### WORK REQUIRED
Show every line that has the string "Bilancio" in it.

## Begin

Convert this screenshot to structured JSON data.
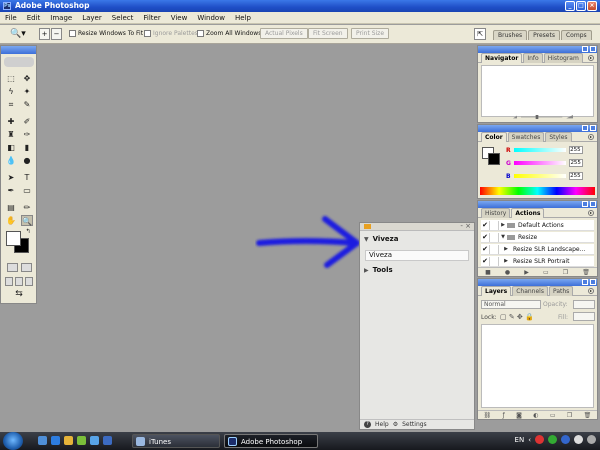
{
  "window": {
    "title": "Adobe Photoshop",
    "min": "_",
    "max": "□",
    "close": "×"
  },
  "menu": [
    "File",
    "Edit",
    "Image",
    "Layer",
    "Select",
    "Filter",
    "View",
    "Window",
    "Help"
  ],
  "options": {
    "resize_windows": "Resize Windows To Fit",
    "ignore_palettes": "Ignore Palettes",
    "zoom_all": "Zoom All Windows",
    "actual_pixels": "Actual Pixels",
    "fit_screen": "Fit Screen",
    "print_size": "Print Size",
    "well_tabs": [
      "Brushes",
      "Presets",
      "Comps"
    ]
  },
  "viveza": {
    "section1": "Viveza",
    "field_value": "Viveza",
    "section2": "Tools",
    "help": "Help",
    "settings": "Settings"
  },
  "navigator": {
    "tabs": [
      "Navigator",
      "Info",
      "Histogram"
    ]
  },
  "color": {
    "tabs": [
      "Color",
      "Swatches",
      "Styles"
    ],
    "channels": [
      {
        "label": "R",
        "value": "255"
      },
      {
        "label": "G",
        "value": "255"
      },
      {
        "label": "B",
        "value": "255"
      }
    ]
  },
  "actions": {
    "tabs": [
      "History",
      "Actions"
    ],
    "items": [
      {
        "label": "Default Actions",
        "checked": "✔"
      },
      {
        "label": "Resize",
        "checked": "✔"
      },
      {
        "label": "Resize SLR Landscape...",
        "checked": "✔"
      },
      {
        "label": "Resize SLR Portrait",
        "checked": "✔"
      }
    ]
  },
  "layers": {
    "tabs": [
      "Layers",
      "Channels",
      "Paths"
    ],
    "blend_mode": "Normal",
    "opacity_label": "Opacity:",
    "lock_label": "Lock:",
    "fill_label": "Fill:"
  },
  "taskbar": {
    "tasks": [
      "iTunes",
      "Adobe Photoshop"
    ],
    "lang": "EN"
  }
}
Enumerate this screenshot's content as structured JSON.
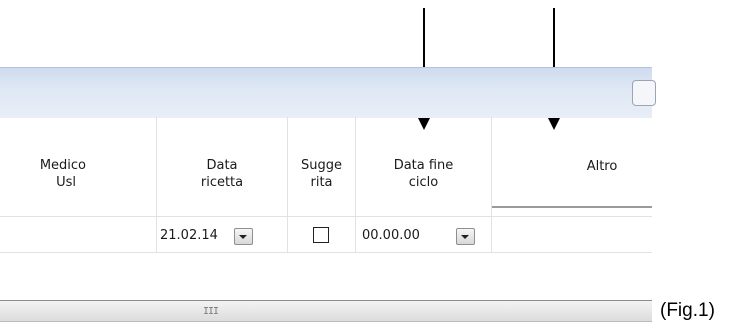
{
  "grid": {
    "columns": [
      {
        "key": "medico_usl",
        "label_lines": [
          "Medico",
          "Usl"
        ]
      },
      {
        "key": "data_ricetta",
        "label_lines": [
          "Data",
          "ricetta"
        ]
      },
      {
        "key": "suggerita",
        "label_lines": [
          "Sugge",
          "rita"
        ]
      },
      {
        "key": "data_fine_ciclo",
        "label_lines": [
          "Data fine",
          "ciclo"
        ]
      },
      {
        "key": "altro",
        "label_lines": [
          "Altro"
        ]
      }
    ],
    "row": {
      "data_ricetta": "21.02.14",
      "suggerita_checked": false,
      "data_fine_ciclo": "00.00.00"
    }
  },
  "scrollbar": {
    "grip": "III"
  },
  "caption": "(Fig.1)"
}
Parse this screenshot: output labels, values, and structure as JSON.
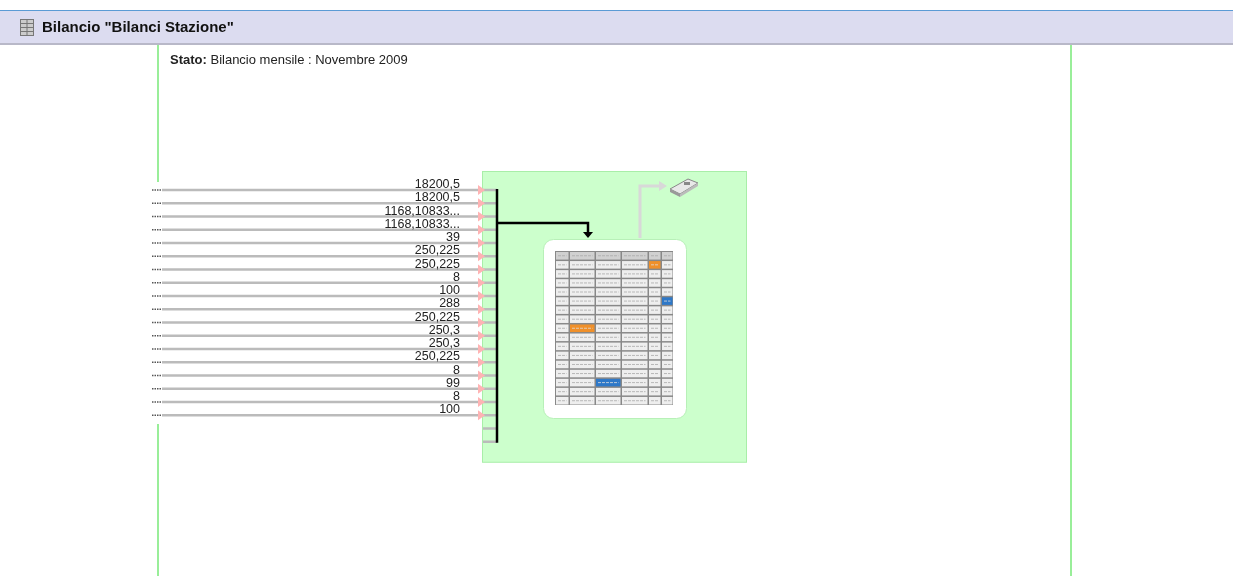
{
  "header": {
    "title": "Bilancio \"Bilanci Stazione\""
  },
  "status": "**Stato:** Bilancio mensile : Novembre 2009",
  "input_values": [
    "18200,5",
    "18200,5",
    "1168,10833...",
    "1168,10833...",
    "39",
    "250,225",
    "250,225",
    "8",
    "100",
    "288",
    "250,225",
    "250,3",
    "250,3",
    "250,225",
    "8",
    "99",
    "8",
    "100"
  ]
}
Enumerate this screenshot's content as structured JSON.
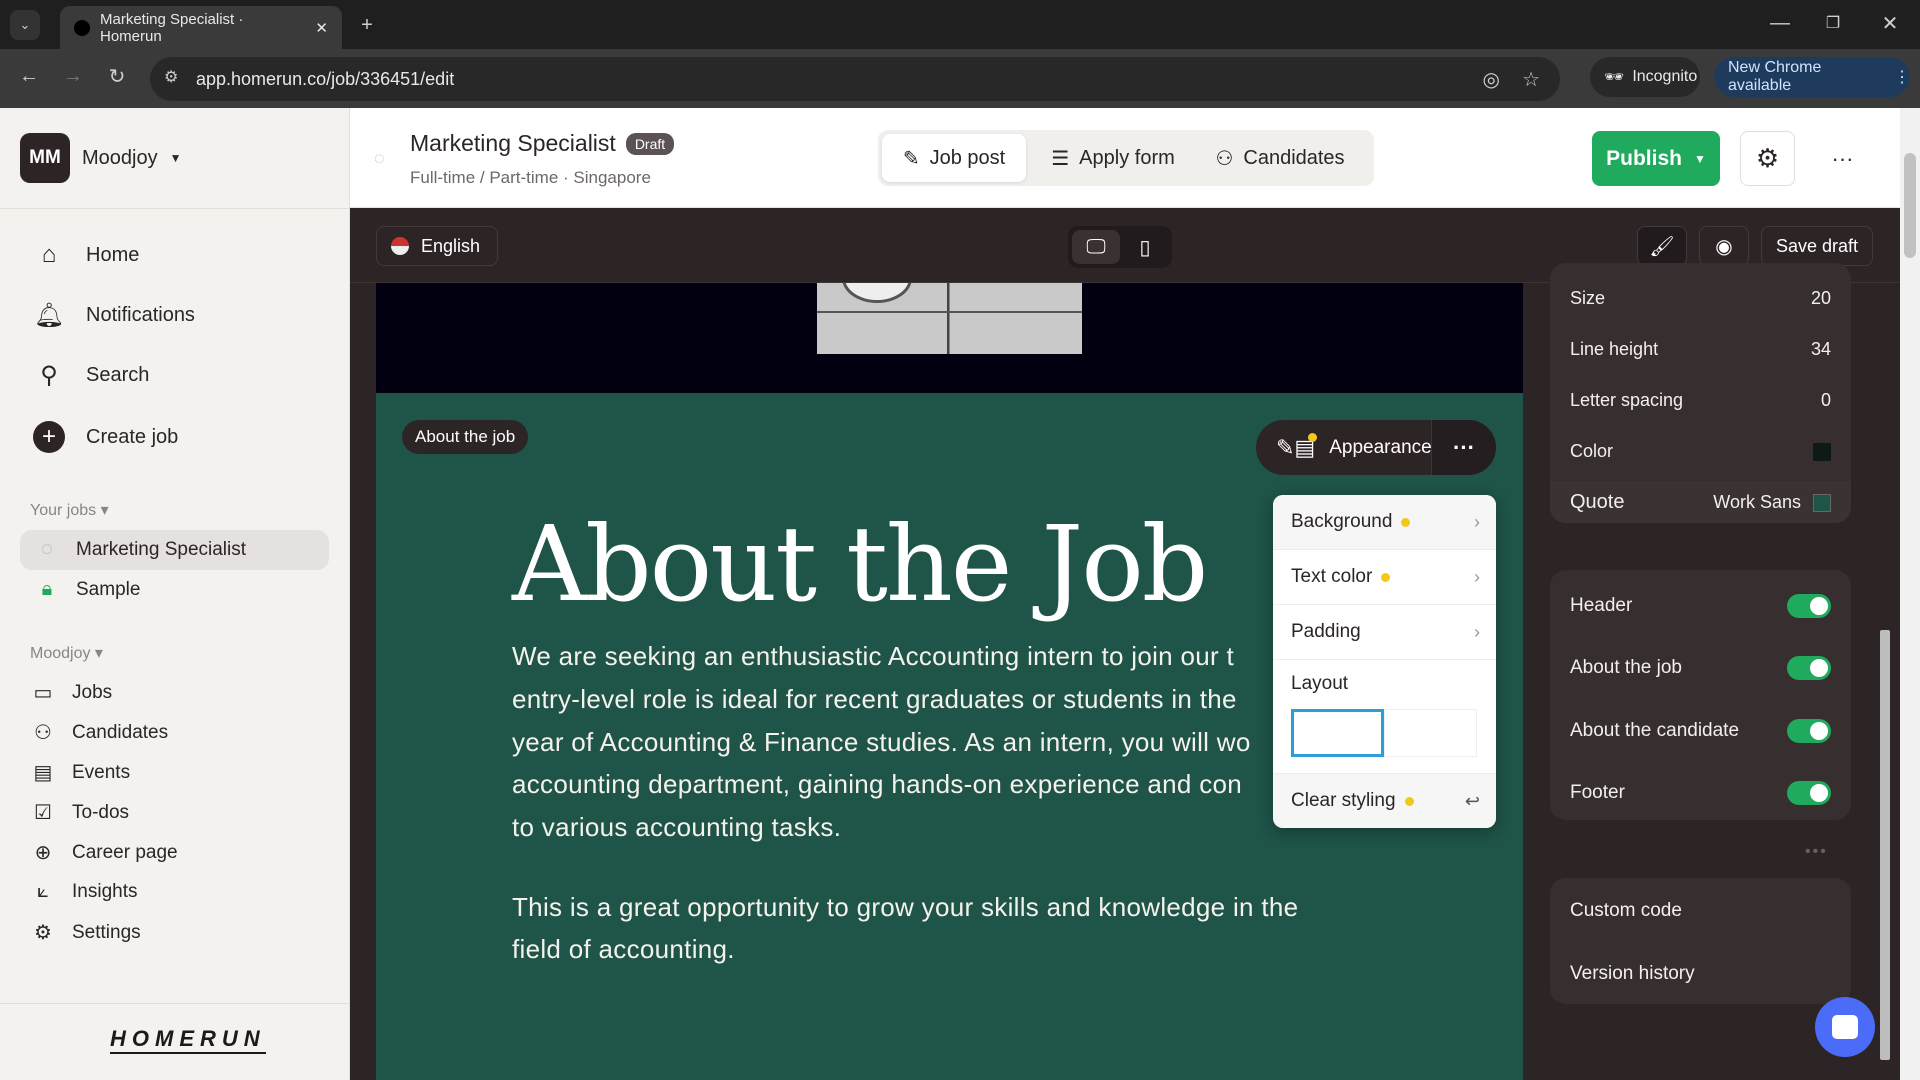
{
  "browser": {
    "tab_title": "Marketing Specialist · Homerun",
    "url": "app.homerun.co/job/336451/edit",
    "incognito": "Incognito",
    "update": "New Chrome available"
  },
  "sidebar": {
    "avatar": "MM",
    "org": "Moodjoy",
    "nav": [
      {
        "label": "Home",
        "icon": "home-icon"
      },
      {
        "label": "Notifications",
        "icon": "bell-icon"
      },
      {
        "label": "Search",
        "icon": "search-icon"
      },
      {
        "label": "Create job",
        "icon": "plus-circle-icon"
      }
    ],
    "your_jobs_label": "Your jobs",
    "jobs": [
      {
        "label": "Marketing Specialist",
        "active": true
      },
      {
        "label": "Sample"
      }
    ],
    "org_section": "Moodjoy",
    "org_items": [
      {
        "label": "Jobs",
        "icon": "jobs-icon"
      },
      {
        "label": "Candidates",
        "icon": "candidates-icon"
      },
      {
        "label": "Events",
        "icon": "calendar-icon"
      },
      {
        "label": "To-dos",
        "icon": "checkbox-icon"
      },
      {
        "label": "Career page",
        "icon": "globe-icon"
      },
      {
        "label": "Insights",
        "icon": "chart-icon"
      },
      {
        "label": "Settings",
        "icon": "gear-icon"
      }
    ],
    "logo": "HOMERUN"
  },
  "header": {
    "title": "Marketing Specialist",
    "badge": "Draft",
    "subtitle": "Full-time / Part-time · Singapore",
    "tabs": [
      {
        "label": "Job post",
        "active": true
      },
      {
        "label": "Apply form"
      },
      {
        "label": "Candidates"
      }
    ],
    "publish": "Publish"
  },
  "toolbar": {
    "language": "English",
    "save_draft": "Save draft"
  },
  "canvas": {
    "section_chip": "About the job",
    "appearance": "Appearance",
    "heading": "About the Job",
    "para1": [
      "We are seeking an enthusiastic Accounting intern to join our t",
      "entry-level role is ideal for recent graduates or students in the",
      "year of Accounting & Finance studies. As an intern, you will wo",
      "accounting department, gaining hands-on experience and con",
      "to various accounting tasks."
    ],
    "para2": [
      "This is a great opportunity to grow your skills and knowledge in the",
      "field of accounting."
    ],
    "bg_color": "#1f5448"
  },
  "menu": {
    "items": [
      {
        "label": "Background",
        "dot": true
      },
      {
        "label": "Text color",
        "dot": true
      },
      {
        "label": "Padding"
      }
    ],
    "layout": "Layout",
    "clear": "Clear styling"
  },
  "panel": {
    "typo": [
      {
        "label": "Size",
        "value": "20"
      },
      {
        "label": "Line height",
        "value": "34"
      },
      {
        "label": "Letter spacing",
        "value": "0"
      },
      {
        "label": "Color",
        "value": ""
      }
    ],
    "quote": {
      "label": "Quote",
      "font": "Work Sans"
    },
    "sections": [
      {
        "label": "Header",
        "on": true
      },
      {
        "label": "About the job",
        "on": true
      },
      {
        "label": "About the candidate",
        "on": true
      },
      {
        "label": "Footer",
        "on": true
      }
    ],
    "extra": [
      "Custom code",
      "Version history"
    ]
  }
}
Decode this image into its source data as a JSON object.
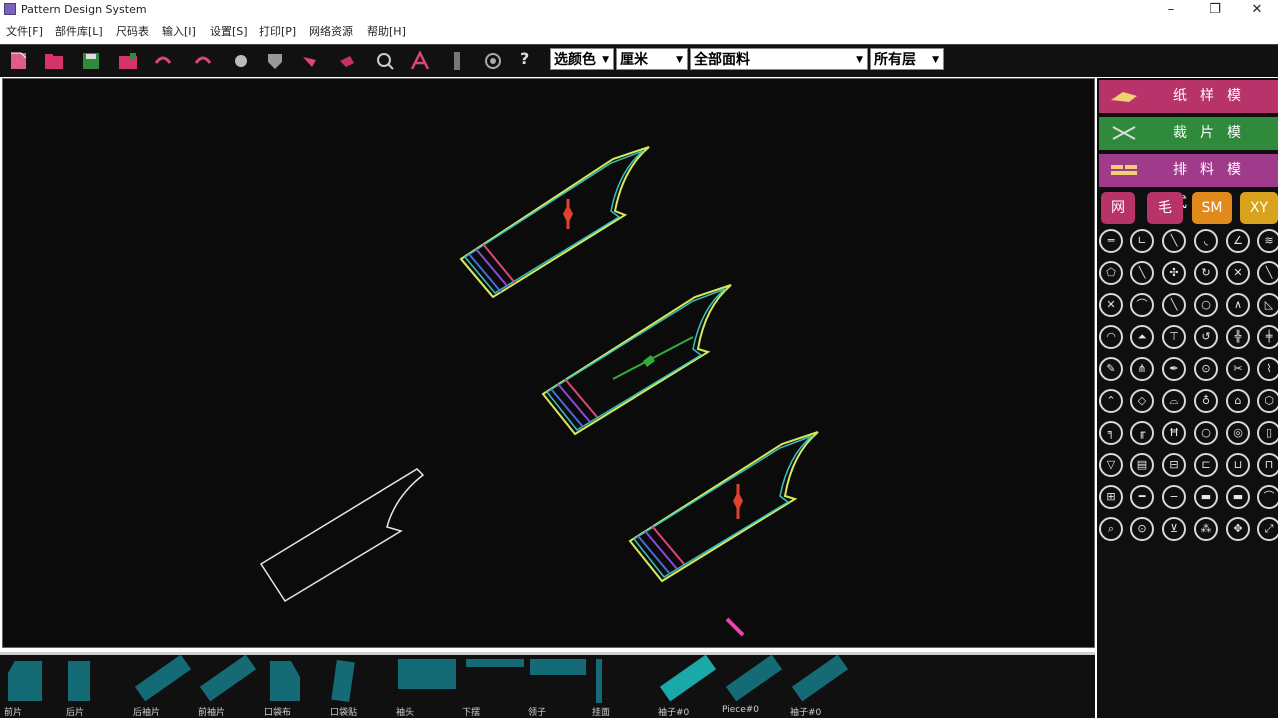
{
  "window": {
    "title": "Pattern Design System",
    "minimize": "–",
    "maximize": "❐",
    "close": "✕"
  },
  "menu": [
    "文件[F]",
    "部件库[L]",
    "尺码表",
    "输入[I]",
    "设置[S]",
    "打印[P]",
    "网络资源",
    "帮助[H]"
  ],
  "toolbar": {
    "help": "?",
    "selects": [
      {
        "value": "选颜色"
      },
      {
        "value": "厘米"
      },
      {
        "value": "全部面料"
      },
      {
        "value": "所有层"
      }
    ]
  },
  "modes": [
    {
      "label": "纸样模式",
      "color": "#b8336a"
    },
    {
      "label": "裁片模式",
      "color": "#2f8a3c"
    },
    {
      "label": "排料模式",
      "color": "#a03a8a"
    }
  ],
  "tags": [
    {
      "label": "网",
      "color": "#b8336a"
    },
    {
      "label": "毛",
      "color": "#b8336a"
    },
    {
      "label": "SM",
      "color": "#e08a1c"
    },
    {
      "label": "XY",
      "color": "#d8a21c"
    }
  ],
  "pieces": [
    {
      "label": "前片"
    },
    {
      "label": "后片"
    },
    {
      "label": "后袖片"
    },
    {
      "label": "前袖片"
    },
    {
      "label": "口袋布"
    },
    {
      "label": "口袋贴"
    },
    {
      "label": "袖头"
    },
    {
      "label": "下摆"
    },
    {
      "label": "领子"
    },
    {
      "label": "挂面"
    },
    {
      "label": "袖子#0"
    },
    {
      "label": "Piece#0"
    },
    {
      "label": "袖子#0"
    }
  ]
}
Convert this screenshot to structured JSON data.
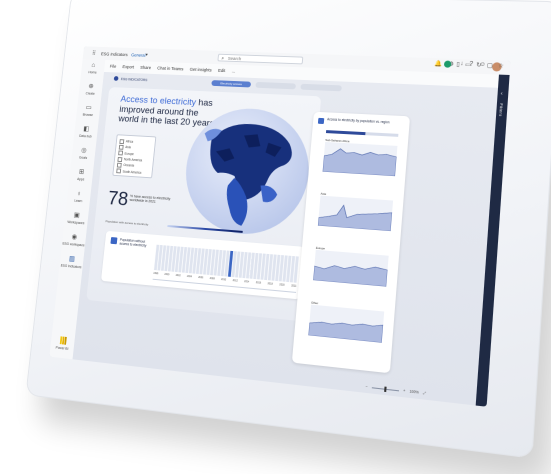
{
  "title_bar": {
    "app_name": "ESG Indicators",
    "workspace": "General",
    "search_placeholder": "Search"
  },
  "ribbon": {
    "file": "File",
    "export": "Export",
    "share": "Share",
    "chat_in_teams": "Chat in Teams",
    "get_insights": "Get insights",
    "edit": "Edit",
    "more": "..."
  },
  "left_nav": [
    {
      "icon": "home-icon",
      "label": "Home"
    },
    {
      "icon": "plus-icon",
      "label": "Create"
    },
    {
      "icon": "folder-icon",
      "label": "Browse"
    },
    {
      "icon": "hub-icon",
      "label": "Data hub"
    },
    {
      "icon": "goals-icon",
      "label": "Goals"
    },
    {
      "icon": "apps-icon",
      "label": "Apps"
    },
    {
      "icon": "learn-icon",
      "label": "Learn"
    },
    {
      "icon": "workspaces-icon",
      "label": "Workspaces"
    },
    {
      "icon": "workspace-icon",
      "label": "ESG workspace"
    },
    {
      "icon": "report-icon",
      "label": "ESG Indicators"
    }
  ],
  "nav_bottom_label": "Power BI",
  "page_tabs": [
    {
      "label": "Electricity access",
      "active": true
    },
    {
      "label": "",
      "active": false
    },
    {
      "label": "",
      "active": false
    }
  ],
  "report": {
    "name": "ESG INDICATORS",
    "headline_prefix": "Access to electricity",
    "headline_suffix": " has improved around the world in the last 20 years",
    "region_options": [
      "Africa",
      "Asia",
      "Europe",
      "North America",
      "Oceania",
      "South America"
    ],
    "big_number": "78",
    "big_number_label": "% have access to electricity worldwide in 2021",
    "legend_text": "Population with access to electricity",
    "timeline_title": "Population without access to electricity",
    "years": [
      "1998",
      "2000",
      "2002",
      "2004",
      "2006",
      "2008",
      "2010",
      "2012",
      "2014",
      "2016",
      "2018",
      "2020",
      "2021"
    ]
  },
  "side_panel": {
    "title": "Access to electricity by population vs. region",
    "charts": [
      {
        "label": "Sub-Saharan Africa"
      },
      {
        "label": "Asia"
      },
      {
        "label": "Europe"
      },
      {
        "label": "Other"
      }
    ]
  },
  "filters_label": "Filters",
  "status": {
    "zoom": "100%"
  },
  "colors": {
    "accent": "#3d6ad6",
    "dark_blue": "#1b2540",
    "filters_bg": "#1f2a44"
  }
}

## End

### EXERCISE RESPONSE
    "title": "Bilancio \"Bilanci Stazione\""
  "status": "**Stato:** Bilancio mensile : Novembre 2009",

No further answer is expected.